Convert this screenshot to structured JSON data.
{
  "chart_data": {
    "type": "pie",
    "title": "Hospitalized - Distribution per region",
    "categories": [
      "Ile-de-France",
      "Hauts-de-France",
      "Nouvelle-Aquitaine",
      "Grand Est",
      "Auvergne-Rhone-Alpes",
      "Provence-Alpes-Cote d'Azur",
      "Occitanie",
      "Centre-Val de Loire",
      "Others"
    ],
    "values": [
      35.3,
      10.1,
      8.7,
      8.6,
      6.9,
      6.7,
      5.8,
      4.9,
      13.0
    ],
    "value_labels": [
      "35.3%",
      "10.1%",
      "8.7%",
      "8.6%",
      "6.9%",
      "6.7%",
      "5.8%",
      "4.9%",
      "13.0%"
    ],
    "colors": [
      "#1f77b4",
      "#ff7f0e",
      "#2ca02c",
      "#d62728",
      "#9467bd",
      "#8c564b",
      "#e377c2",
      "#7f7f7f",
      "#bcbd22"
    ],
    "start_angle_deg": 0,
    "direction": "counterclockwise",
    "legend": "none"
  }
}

++++++++++++++++++++

**Problem statement**
Your task is to retype all the records above with nothing left out.

**Response to this exercise**
Convert this screenshot to structured JSON data.
{
  "chart_data": {
    "type": "pie",
    "title": "Hospitalized - Distribution per region",
    "categories": [
      "Ile-de-France",
      "Hauts-de-France",
      "Nouvelle-Aquitaine",
      "Grand Est",
      "Auvergne-Rhone-Alpes",
      "Provence-Alpes-Cote d'Azur",
      "Occitanie",
      "Centre-Val de Loire",
      "Others"
    ],
    "values": [
      35.3,
      10.1,
      8.7,
      8.6,
      6.9,
      6.7,
      5.8,
      4.9,
      13.0
    ],
    "value_labels": [
      "35.3%",
      "10.1%",
      "8.7%",
      "8.6%",
      "6.9%",
      "6.7%",
      "5.8%",
      "4.9%",
      "13.0%"
    ],
    "colors": [
      "#1f77b4",
      "#ff7f0e",
      "#2ca02c",
      "#d62728",
      "#9467bd",
      "#8c564b",
      "#e377c2",
      "#7f7f7f",
      "#bcbd22"
    ],
    "start_angle_deg": 0,
    "direction": "counterclockwise",
    "legend": "none"
  }
}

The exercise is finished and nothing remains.